**WHAT IS EXPECTED:**
The records below are to be repeated in full, exactly as they are.

**RECORD SET:**
= = =
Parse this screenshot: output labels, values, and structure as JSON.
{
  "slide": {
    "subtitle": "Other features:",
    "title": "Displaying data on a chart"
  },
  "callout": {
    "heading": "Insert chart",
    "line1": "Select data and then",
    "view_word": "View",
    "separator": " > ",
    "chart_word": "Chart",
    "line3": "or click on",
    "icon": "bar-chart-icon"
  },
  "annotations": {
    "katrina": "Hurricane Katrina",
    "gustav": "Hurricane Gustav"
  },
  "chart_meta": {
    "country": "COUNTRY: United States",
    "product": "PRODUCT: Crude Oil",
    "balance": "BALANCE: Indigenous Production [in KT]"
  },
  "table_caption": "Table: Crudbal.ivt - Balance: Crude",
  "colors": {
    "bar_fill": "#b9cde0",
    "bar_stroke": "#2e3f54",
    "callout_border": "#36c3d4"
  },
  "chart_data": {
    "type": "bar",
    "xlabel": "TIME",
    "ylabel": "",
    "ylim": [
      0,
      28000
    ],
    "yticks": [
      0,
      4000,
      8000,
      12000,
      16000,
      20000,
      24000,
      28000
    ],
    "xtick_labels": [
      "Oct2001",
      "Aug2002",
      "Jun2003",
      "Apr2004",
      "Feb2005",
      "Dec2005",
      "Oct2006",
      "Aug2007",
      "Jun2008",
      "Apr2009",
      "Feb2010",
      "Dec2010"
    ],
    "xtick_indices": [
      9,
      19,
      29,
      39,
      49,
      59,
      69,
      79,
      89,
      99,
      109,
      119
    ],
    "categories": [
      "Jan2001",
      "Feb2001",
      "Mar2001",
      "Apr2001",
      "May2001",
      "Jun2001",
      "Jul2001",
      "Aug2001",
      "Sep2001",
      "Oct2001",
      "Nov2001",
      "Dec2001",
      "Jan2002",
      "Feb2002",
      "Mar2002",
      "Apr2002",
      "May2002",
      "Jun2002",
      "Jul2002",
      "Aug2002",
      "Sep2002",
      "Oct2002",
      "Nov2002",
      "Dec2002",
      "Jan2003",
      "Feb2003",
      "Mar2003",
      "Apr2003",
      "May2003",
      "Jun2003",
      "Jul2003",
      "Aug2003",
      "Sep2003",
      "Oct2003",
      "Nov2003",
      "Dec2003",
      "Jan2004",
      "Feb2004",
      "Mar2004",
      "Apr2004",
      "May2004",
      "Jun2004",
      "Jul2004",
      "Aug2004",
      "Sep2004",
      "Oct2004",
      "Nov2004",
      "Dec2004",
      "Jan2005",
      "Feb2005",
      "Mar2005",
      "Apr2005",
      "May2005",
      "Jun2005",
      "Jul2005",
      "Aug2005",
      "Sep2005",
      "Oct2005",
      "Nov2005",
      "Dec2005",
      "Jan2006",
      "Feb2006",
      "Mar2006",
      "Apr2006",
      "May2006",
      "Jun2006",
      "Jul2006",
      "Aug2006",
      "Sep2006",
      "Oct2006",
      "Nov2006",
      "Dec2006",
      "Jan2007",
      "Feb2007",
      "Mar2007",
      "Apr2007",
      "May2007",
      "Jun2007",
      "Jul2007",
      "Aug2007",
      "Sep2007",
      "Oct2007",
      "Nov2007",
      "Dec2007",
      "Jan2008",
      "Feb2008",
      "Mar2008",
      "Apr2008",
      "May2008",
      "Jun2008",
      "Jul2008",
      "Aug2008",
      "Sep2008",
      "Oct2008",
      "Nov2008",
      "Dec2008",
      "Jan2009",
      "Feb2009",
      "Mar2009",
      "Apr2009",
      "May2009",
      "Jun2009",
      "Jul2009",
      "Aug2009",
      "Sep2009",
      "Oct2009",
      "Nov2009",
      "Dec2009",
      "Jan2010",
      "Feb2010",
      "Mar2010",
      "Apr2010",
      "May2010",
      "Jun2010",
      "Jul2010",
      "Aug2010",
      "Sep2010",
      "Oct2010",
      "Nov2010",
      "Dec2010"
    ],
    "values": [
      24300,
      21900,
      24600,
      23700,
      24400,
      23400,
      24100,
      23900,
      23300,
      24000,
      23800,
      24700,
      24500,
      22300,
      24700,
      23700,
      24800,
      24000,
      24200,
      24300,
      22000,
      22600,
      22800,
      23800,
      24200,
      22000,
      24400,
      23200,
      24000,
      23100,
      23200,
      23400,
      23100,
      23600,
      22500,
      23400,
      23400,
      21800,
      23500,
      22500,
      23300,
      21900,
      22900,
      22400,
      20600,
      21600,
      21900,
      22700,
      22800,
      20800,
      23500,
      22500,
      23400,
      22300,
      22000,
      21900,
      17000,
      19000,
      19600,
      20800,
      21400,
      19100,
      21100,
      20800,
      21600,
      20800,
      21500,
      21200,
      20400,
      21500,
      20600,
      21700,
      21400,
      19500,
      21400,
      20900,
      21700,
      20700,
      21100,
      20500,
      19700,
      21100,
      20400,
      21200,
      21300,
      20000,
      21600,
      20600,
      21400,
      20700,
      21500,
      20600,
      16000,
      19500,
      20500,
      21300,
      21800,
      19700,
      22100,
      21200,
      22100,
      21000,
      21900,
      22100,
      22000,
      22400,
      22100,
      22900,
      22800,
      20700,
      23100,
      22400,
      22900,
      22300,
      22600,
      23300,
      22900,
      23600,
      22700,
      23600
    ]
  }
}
= = =
**SOLUTION:**
Parse this screenshot: output labels, values, and structure as JSON.
{
  "slide": {
    "subtitle": "Other features:",
    "title": "Displaying data on a chart"
  },
  "callout": {
    "heading": "Insert chart",
    "line1": "Select data and then",
    "view_word": "View",
    "separator": " > ",
    "chart_word": "Chart",
    "line3": "or click on",
    "icon": "bar-chart-icon"
  },
  "annotations": {
    "katrina": "Hurricane Katrina",
    "gustav": "Hurricane Gustav"
  },
  "chart_meta": {
    "country": "COUNTRY: United States",
    "product": "PRODUCT: Crude Oil",
    "balance": "BALANCE: Indigenous Production [in KT]"
  },
  "table_caption": "Table: Crudbal.ivt - Balance: Crude",
  "colors": {
    "bar_fill": "#b9cde0",
    "bar_stroke": "#2e3f54",
    "callout_border": "#36c3d4"
  },
  "chart_data": {
    "type": "bar",
    "xlabel": "TIME",
    "ylabel": "",
    "ylim": [
      0,
      28000
    ],
    "yticks": [
      0,
      4000,
      8000,
      12000,
      16000,
      20000,
      24000,
      28000
    ],
    "xtick_labels": [
      "Oct2001",
      "Aug2002",
      "Jun2003",
      "Apr2004",
      "Feb2005",
      "Dec2005",
      "Oct2006",
      "Aug2007",
      "Jun2008",
      "Apr2009",
      "Feb2010",
      "Dec2010"
    ],
    "xtick_indices": [
      9,
      19,
      29,
      39,
      49,
      59,
      69,
      79,
      89,
      99,
      109,
      119
    ],
    "categories": [
      "Jan2001",
      "Feb2001",
      "Mar2001",
      "Apr2001",
      "May2001",
      "Jun2001",
      "Jul2001",
      "Aug2001",
      "Sep2001",
      "Oct2001",
      "Nov2001",
      "Dec2001",
      "Jan2002",
      "Feb2002",
      "Mar2002",
      "Apr2002",
      "May2002",
      "Jun2002",
      "Jul2002",
      "Aug2002",
      "Sep2002",
      "Oct2002",
      "Nov2002",
      "Dec2002",
      "Jan2003",
      "Feb2003",
      "Mar2003",
      "Apr2003",
      "May2003",
      "Jun2003",
      "Jul2003",
      "Aug2003",
      "Sep2003",
      "Oct2003",
      "Nov2003",
      "Dec2003",
      "Jan2004",
      "Feb2004",
      "Mar2004",
      "Apr2004",
      "May2004",
      "Jun2004",
      "Jul2004",
      "Aug2004",
      "Sep2004",
      "Oct2004",
      "Nov2004",
      "Dec2004",
      "Jan2005",
      "Feb2005",
      "Mar2005",
      "Apr2005",
      "May2005",
      "Jun2005",
      "Jul2005",
      "Aug2005",
      "Sep2005",
      "Oct2005",
      "Nov2005",
      "Dec2005",
      "Jan2006",
      "Feb2006",
      "Mar2006",
      "Apr2006",
      "May2006",
      "Jun2006",
      "Jul2006",
      "Aug2006",
      "Sep2006",
      "Oct2006",
      "Nov2006",
      "Dec2006",
      "Jan2007",
      "Feb2007",
      "Mar2007",
      "Apr2007",
      "May2007",
      "Jun2007",
      "Jul2007",
      "Aug2007",
      "Sep2007",
      "Oct2007",
      "Nov2007",
      "Dec2007",
      "Jan2008",
      "Feb2008",
      "Mar2008",
      "Apr2008",
      "May2008",
      "Jun2008",
      "Jul2008",
      "Aug2008",
      "Sep2008",
      "Oct2008",
      "Nov2008",
      "Dec2008",
      "Jan2009",
      "Feb2009",
      "Mar2009",
      "Apr2009",
      "May2009",
      "Jun2009",
      "Jul2009",
      "Aug2009",
      "Sep2009",
      "Oct2009",
      "Nov2009",
      "Dec2009",
      "Jan2010",
      "Feb2010",
      "Mar2010",
      "Apr2010",
      "May2010",
      "Jun2010",
      "Jul2010",
      "Aug2010",
      "Sep2010",
      "Oct2010",
      "Nov2010",
      "Dec2010"
    ],
    "values": [
      24300,
      21900,
      24600,
      23700,
      24400,
      23400,
      24100,
      23900,
      23300,
      24000,
      23800,
      24700,
      24500,
      22300,
      24700,
      23700,
      24800,
      24000,
      24200,
      24300,
      22000,
      22600,
      22800,
      23800,
      24200,
      22000,
      24400,
      23200,
      24000,
      23100,
      23200,
      23400,
      23100,
      23600,
      22500,
      23400,
      23400,
      21800,
      23500,
      22500,
      23300,
      21900,
      22900,
      22400,
      20600,
      21600,
      21900,
      22700,
      22800,
      20800,
      23500,
      22500,
      23400,
      22300,
      22000,
      21900,
      17000,
      19000,
      19600,
      20800,
      21400,
      19100,
      21100,
      20800,
      21600,
      20800,
      21500,
      21200,
      20400,
      21500,
      20600,
      21700,
      21400,
      19500,
      21400,
      20900,
      21700,
      20700,
      21100,
      20500,
      19700,
      21100,
      20400,
      21200,
      21300,
      20000,
      21600,
      20600,
      21400,
      20700,
      21500,
      20600,
      16000,
      19500,
      20500,
      21300,
      21800,
      19700,
      22100,
      21200,
      22100,
      21000,
      21900,
      22100,
      22000,
      22400,
      22100,
      22900,
      22800,
      20700,
      23100,
      22400,
      22900,
      22300,
      22600,
      23300,
      22900,
      23600,
      22700,
      23600
    ]
  }
}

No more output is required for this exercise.